**Given instruction**
Your task is to transcribe the records exactly, skipping every image.

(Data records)

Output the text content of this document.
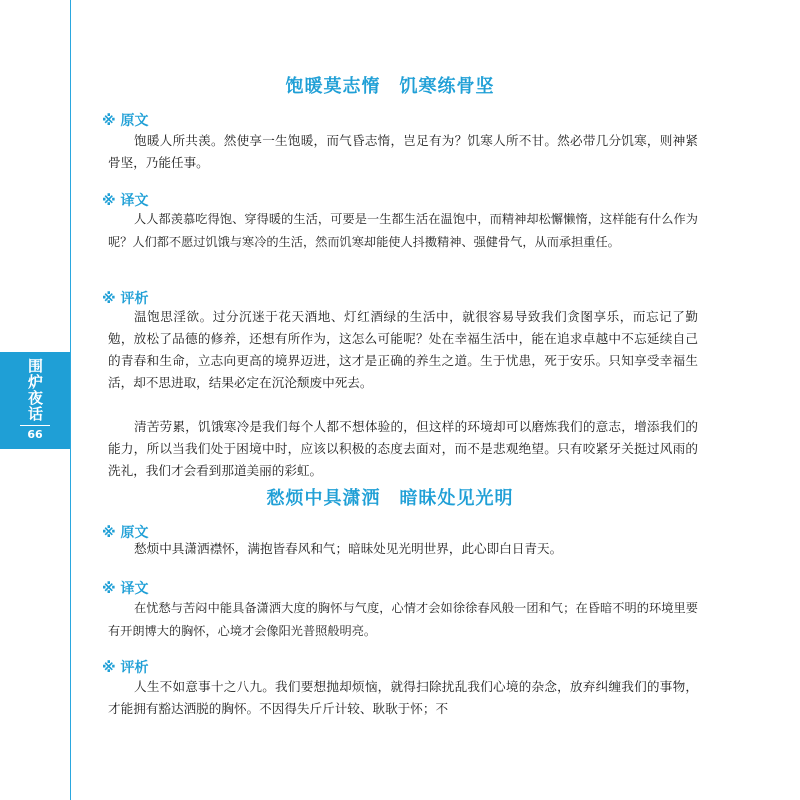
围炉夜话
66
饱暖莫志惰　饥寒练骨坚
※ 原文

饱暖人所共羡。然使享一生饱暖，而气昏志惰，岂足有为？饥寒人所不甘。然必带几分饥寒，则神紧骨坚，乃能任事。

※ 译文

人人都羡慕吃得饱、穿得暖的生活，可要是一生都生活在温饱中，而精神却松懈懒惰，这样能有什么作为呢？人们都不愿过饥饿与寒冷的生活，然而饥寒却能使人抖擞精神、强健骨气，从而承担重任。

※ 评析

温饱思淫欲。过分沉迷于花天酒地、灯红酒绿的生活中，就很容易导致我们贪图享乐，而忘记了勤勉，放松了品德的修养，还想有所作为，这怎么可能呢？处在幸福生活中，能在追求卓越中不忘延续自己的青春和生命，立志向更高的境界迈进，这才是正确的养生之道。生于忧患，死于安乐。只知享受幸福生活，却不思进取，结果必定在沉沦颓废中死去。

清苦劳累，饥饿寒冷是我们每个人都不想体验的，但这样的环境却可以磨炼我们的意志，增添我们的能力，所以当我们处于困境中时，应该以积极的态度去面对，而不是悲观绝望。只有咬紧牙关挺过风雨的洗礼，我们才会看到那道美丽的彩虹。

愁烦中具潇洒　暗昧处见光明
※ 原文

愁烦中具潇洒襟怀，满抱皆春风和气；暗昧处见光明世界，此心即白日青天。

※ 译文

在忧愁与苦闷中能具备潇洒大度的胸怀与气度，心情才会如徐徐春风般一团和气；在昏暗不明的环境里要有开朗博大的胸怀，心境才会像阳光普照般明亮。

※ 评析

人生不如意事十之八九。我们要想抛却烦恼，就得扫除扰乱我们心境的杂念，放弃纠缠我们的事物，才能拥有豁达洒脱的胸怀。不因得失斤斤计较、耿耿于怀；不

**Problem solution**
Output the text content of this document.
围炉夜话
66
饱暖莫志惰　饥寒练骨坚
※ 原文

饱暖人所共羡。然使享一生饱暖，而气昏志惰，岂足有为？饥寒人所不甘。然必带几分饥寒，则神紧骨坚，乃能任事。

※ 译文

人人都羡慕吃得饱、穿得暖的生活，可要是一生都生活在温饱中，而精神却松懈懒惰，这样能有什么作为呢？人们都不愿过饥饿与寒冷的生活，然而饥寒却能使人抖擞精神、强健骨气，从而承担重任。

※ 评析

温饱思淫欲。过分沉迷于花天酒地、灯红酒绿的生活中，就很容易导致我们贪图享乐，而忘记了勤勉，放松了品德的修养，还想有所作为，这怎么可能呢？处在幸福生活中，能在追求卓越中不忘延续自己的青春和生命，立志向更高的境界迈进，这才是正确的养生之道。生于忧患，死于安乐。只知享受幸福生活，却不思进取，结果必定在沉沦颓废中死去。

清苦劳累，饥饿寒冷是我们每个人都不想体验的，但这样的环境却可以磨炼我们的意志，增添我们的能力，所以当我们处于困境中时，应该以积极的态度去面对，而不是悲观绝望。只有咬紧牙关挺过风雨的洗礼，我们才会看到那道美丽的彩虹。

愁烦中具潇洒　暗昧处见光明
※ 原文

愁烦中具潇洒襟怀，满抱皆春风和气；暗昧处见光明世界，此心即白日青天。

※ 译文

在忧愁与苦闷中能具备潇洒大度的胸怀与气度，心情才会如徐徐春风般一团和气；在昏暗不明的环境里要有开朗博大的胸怀，心境才会像阳光普照般明亮。

※ 评析

人生不如意事十之八九。我们要想抛却烦恼，就得扫除扰乱我们心境的杂念，放弃纠缠我们的事物，才能拥有豁达洒脱的胸怀。不因得失斤斤计较、耿耿于怀；不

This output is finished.